- Problem to work on
Select lines where the word "Reports" appears.

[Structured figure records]
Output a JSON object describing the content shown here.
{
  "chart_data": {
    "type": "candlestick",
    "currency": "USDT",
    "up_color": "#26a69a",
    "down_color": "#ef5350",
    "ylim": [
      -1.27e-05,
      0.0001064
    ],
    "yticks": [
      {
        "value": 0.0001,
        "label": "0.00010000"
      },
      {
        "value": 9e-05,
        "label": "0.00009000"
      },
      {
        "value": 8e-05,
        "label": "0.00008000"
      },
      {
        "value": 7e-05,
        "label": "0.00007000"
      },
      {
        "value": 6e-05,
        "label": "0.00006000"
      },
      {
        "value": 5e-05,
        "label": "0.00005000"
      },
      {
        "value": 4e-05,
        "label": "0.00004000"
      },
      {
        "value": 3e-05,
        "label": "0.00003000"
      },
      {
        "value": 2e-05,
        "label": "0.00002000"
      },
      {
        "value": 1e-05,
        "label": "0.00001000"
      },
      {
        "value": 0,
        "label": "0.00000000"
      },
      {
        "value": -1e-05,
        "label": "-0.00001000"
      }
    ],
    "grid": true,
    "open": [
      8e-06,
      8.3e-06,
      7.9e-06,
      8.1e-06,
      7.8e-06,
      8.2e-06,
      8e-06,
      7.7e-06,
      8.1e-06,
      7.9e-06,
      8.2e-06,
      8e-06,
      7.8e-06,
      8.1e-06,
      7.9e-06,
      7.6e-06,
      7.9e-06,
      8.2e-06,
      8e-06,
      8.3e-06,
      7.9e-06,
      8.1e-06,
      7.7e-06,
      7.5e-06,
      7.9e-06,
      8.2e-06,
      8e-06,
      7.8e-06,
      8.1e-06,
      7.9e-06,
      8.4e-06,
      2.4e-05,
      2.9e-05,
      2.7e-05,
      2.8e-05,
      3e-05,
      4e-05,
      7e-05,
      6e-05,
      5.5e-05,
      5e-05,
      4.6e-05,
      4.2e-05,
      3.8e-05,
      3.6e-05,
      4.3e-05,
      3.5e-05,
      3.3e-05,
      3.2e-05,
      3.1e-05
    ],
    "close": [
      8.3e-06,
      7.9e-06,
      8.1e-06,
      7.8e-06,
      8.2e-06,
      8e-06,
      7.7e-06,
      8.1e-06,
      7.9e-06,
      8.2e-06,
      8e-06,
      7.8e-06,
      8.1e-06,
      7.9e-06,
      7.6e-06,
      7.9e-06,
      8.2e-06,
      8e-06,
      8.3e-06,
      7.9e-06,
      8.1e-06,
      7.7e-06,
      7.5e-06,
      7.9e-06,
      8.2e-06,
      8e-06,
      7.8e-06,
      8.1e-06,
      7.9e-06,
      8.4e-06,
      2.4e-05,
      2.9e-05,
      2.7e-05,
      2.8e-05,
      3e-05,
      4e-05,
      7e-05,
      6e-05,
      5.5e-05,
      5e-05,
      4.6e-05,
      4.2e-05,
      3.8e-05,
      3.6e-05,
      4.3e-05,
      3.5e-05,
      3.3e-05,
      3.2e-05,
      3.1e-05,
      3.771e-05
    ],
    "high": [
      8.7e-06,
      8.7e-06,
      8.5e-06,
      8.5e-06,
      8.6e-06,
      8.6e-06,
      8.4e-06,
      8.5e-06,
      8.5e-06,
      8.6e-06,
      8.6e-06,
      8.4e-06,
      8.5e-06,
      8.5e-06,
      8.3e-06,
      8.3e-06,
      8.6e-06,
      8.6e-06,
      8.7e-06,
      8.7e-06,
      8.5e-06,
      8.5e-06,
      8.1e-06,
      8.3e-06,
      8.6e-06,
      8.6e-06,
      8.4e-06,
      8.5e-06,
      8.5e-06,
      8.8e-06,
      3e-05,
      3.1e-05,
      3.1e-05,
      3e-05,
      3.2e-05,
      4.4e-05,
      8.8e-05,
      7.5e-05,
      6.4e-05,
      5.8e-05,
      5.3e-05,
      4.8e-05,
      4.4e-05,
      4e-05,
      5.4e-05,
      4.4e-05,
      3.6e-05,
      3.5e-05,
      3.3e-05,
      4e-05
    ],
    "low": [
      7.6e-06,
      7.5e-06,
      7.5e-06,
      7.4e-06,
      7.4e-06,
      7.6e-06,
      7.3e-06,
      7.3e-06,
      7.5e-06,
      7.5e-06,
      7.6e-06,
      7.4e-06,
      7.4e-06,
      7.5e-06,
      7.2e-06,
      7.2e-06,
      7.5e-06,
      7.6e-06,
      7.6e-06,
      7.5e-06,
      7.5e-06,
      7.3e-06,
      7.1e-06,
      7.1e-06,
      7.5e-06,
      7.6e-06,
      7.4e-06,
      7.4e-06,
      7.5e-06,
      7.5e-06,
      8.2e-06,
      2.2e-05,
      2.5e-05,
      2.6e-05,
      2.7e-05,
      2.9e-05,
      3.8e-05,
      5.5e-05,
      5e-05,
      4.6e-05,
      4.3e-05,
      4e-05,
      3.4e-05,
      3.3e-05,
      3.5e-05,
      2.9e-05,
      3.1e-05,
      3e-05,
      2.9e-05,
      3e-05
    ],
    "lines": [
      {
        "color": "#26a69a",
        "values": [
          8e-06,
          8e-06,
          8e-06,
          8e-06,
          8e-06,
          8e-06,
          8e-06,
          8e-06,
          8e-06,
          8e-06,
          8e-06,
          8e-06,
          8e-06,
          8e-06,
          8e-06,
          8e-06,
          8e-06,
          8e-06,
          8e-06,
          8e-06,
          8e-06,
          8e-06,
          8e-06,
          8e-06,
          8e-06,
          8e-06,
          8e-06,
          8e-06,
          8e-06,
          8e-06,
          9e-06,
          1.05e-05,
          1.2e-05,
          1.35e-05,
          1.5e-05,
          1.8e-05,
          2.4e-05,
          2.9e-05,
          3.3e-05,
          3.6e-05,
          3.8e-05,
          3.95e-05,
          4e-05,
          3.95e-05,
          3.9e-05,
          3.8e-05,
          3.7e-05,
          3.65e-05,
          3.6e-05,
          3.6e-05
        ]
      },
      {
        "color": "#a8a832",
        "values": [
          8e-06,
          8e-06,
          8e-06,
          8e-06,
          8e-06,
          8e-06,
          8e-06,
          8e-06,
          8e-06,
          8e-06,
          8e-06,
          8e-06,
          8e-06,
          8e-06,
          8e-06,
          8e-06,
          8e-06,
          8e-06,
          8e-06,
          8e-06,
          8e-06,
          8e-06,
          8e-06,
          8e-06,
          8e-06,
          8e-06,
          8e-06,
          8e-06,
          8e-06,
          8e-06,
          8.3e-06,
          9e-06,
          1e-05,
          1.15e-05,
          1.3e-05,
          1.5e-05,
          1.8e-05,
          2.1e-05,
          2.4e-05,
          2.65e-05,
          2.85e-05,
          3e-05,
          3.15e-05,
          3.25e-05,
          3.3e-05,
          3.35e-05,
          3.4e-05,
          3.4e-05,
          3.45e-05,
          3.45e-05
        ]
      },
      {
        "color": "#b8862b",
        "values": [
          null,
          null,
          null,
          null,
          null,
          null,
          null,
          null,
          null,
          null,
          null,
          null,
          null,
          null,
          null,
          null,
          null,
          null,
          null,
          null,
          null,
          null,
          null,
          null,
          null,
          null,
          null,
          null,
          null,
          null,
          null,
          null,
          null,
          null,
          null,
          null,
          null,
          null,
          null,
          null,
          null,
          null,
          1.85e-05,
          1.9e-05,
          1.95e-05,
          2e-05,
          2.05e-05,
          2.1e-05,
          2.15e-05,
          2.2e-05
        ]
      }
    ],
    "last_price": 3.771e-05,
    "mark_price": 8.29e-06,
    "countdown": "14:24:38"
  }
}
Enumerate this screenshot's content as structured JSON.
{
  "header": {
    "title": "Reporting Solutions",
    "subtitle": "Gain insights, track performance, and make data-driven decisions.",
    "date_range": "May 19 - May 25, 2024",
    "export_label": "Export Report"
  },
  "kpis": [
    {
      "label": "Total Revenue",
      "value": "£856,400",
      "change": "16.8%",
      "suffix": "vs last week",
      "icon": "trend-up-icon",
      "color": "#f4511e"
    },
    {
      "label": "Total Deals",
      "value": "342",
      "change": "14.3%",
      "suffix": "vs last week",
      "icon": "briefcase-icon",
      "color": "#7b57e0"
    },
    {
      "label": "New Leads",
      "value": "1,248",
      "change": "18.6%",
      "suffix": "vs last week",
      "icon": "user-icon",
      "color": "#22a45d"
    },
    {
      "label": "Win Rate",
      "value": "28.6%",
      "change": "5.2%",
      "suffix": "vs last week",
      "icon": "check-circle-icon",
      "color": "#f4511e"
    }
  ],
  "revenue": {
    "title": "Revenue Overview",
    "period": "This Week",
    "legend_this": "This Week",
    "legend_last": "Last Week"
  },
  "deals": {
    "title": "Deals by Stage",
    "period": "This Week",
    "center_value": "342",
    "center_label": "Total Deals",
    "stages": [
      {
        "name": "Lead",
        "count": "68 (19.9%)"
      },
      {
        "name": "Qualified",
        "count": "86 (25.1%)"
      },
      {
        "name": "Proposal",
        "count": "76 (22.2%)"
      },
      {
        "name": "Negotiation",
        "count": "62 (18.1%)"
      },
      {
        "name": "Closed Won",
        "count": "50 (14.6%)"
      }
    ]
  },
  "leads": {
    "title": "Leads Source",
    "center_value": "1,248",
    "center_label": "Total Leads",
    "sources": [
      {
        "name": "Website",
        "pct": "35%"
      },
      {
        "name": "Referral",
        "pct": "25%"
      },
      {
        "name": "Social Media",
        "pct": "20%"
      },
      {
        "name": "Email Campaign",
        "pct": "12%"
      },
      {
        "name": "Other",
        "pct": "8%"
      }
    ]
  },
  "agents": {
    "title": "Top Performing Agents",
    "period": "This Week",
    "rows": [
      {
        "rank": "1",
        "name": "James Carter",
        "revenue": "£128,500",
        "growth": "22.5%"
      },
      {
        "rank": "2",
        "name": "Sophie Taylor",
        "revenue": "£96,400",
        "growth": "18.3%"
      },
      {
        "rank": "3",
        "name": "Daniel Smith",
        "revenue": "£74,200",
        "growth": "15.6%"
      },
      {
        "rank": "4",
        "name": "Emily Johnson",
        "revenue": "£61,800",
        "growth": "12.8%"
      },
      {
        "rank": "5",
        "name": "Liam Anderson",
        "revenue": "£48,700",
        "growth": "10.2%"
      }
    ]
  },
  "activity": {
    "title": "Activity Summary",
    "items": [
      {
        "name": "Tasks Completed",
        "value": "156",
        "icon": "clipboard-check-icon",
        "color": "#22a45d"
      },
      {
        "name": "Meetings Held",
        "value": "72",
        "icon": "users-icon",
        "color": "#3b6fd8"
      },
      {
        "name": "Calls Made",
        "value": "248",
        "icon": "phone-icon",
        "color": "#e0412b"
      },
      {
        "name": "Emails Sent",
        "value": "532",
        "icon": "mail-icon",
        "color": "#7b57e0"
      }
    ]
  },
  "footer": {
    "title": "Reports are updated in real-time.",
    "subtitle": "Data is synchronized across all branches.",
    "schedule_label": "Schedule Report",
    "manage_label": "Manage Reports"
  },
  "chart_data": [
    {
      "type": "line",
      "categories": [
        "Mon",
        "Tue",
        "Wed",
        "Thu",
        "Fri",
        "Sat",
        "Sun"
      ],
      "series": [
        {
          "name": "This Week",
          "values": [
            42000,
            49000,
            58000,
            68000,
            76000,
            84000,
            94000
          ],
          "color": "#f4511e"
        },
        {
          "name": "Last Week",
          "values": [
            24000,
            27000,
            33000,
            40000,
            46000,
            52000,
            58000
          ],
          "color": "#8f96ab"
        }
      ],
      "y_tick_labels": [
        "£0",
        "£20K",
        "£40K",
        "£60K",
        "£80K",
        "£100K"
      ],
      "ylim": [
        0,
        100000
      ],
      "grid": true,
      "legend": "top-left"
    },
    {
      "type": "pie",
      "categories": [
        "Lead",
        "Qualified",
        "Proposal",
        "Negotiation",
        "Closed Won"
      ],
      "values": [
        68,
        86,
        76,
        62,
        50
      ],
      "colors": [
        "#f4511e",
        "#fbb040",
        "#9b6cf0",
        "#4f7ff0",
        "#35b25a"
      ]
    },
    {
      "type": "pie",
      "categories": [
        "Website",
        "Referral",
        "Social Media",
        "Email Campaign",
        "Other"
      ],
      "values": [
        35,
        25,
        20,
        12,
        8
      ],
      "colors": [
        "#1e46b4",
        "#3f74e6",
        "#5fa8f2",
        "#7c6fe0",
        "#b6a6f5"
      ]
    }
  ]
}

- Result of the task
    "title": "Reports are updated in real-time.",
    "manage_label": "Manage Reports"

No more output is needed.